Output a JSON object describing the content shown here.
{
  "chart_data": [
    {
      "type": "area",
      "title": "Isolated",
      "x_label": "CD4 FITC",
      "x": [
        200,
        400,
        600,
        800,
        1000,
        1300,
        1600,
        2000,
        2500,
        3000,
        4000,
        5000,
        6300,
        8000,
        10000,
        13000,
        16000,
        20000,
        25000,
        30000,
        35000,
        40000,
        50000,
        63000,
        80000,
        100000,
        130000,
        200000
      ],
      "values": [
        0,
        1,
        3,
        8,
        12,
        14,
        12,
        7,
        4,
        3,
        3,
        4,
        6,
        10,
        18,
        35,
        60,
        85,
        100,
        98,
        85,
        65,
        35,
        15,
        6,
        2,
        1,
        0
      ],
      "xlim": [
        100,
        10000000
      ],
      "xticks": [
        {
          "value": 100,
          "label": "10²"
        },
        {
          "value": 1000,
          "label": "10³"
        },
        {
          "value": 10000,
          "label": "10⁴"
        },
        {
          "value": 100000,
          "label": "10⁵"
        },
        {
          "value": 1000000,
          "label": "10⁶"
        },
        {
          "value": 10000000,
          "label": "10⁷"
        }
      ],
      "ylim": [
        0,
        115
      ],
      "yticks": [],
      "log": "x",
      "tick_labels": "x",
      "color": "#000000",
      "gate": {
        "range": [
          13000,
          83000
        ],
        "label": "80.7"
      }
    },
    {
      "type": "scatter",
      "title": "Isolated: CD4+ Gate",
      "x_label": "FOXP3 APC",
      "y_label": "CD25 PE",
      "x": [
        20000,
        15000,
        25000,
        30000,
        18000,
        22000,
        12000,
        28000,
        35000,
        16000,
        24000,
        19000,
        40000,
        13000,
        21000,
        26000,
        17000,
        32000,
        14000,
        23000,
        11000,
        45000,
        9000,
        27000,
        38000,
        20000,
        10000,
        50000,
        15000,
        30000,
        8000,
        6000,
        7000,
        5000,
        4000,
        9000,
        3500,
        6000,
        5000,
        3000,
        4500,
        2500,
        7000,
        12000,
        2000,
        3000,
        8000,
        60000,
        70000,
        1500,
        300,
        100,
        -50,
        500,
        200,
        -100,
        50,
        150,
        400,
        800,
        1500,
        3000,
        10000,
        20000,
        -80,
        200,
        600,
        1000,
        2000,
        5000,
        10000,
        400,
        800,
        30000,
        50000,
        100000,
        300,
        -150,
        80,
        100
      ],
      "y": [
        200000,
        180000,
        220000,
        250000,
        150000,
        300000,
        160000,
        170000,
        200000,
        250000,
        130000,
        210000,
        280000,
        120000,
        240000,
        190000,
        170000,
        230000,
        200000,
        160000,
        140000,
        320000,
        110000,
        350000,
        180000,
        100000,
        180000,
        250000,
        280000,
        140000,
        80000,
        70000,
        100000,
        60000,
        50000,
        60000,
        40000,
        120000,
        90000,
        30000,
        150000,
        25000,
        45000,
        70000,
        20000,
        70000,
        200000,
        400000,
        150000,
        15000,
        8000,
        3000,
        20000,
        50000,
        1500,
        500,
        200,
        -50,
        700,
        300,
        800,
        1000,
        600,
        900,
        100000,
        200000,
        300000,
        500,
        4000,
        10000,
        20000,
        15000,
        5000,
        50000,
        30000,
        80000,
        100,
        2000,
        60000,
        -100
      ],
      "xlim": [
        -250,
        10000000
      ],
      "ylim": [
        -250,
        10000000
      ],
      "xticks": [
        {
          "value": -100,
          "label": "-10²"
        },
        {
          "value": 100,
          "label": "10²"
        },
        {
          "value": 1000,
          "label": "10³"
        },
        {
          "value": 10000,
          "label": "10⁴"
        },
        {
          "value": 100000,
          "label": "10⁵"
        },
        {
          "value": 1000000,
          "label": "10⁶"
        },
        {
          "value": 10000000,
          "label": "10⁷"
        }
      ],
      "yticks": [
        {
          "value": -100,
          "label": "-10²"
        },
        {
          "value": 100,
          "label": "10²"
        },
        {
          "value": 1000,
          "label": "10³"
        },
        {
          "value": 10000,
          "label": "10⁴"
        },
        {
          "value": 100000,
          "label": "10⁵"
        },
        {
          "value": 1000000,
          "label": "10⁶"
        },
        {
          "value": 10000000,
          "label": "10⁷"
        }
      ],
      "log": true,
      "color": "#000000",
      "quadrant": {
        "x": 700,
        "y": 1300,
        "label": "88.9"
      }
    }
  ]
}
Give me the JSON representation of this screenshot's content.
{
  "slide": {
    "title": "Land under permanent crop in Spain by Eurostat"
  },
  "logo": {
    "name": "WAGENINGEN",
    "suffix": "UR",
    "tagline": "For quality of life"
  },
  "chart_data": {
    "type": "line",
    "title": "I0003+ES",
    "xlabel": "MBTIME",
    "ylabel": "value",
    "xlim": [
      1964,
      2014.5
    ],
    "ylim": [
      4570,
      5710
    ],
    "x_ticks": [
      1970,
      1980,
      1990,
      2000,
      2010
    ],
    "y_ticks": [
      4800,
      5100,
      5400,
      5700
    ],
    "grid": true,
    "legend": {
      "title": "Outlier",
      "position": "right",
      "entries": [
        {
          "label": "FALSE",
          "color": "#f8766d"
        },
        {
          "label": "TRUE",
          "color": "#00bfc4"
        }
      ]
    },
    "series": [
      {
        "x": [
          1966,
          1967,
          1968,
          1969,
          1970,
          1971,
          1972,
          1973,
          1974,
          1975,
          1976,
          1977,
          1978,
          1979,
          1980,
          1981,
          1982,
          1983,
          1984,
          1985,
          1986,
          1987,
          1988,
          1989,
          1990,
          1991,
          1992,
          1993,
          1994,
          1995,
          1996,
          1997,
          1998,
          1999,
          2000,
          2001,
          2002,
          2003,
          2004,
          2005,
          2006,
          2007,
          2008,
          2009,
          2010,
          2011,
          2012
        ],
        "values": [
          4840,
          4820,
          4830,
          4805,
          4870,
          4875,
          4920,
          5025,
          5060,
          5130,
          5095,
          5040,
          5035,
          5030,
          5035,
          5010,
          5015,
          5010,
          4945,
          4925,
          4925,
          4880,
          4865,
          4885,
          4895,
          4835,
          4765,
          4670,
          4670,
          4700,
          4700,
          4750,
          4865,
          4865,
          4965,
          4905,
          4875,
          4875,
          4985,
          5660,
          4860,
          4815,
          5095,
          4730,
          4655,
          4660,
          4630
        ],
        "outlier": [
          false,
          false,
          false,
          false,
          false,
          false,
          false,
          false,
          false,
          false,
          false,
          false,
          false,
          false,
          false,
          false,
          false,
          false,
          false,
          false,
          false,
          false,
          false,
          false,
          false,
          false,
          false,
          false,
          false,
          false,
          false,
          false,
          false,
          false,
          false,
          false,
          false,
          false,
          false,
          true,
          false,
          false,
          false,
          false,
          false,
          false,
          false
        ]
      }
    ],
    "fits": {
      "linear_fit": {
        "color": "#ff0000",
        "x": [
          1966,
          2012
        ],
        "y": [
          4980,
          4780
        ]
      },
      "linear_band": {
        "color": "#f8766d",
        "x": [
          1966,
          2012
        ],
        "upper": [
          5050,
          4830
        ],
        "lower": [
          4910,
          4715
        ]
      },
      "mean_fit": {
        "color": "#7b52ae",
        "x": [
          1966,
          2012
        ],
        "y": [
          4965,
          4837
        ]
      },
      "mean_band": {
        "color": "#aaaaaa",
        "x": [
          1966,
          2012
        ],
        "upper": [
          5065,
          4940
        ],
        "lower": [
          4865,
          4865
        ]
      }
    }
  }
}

# Work to be completed
In the entries above, locate every line with the word "JSON" and copy it.

# Written response
Output a JSON object describing the content shown here.
Give me the JSON representation of this screenshot's content.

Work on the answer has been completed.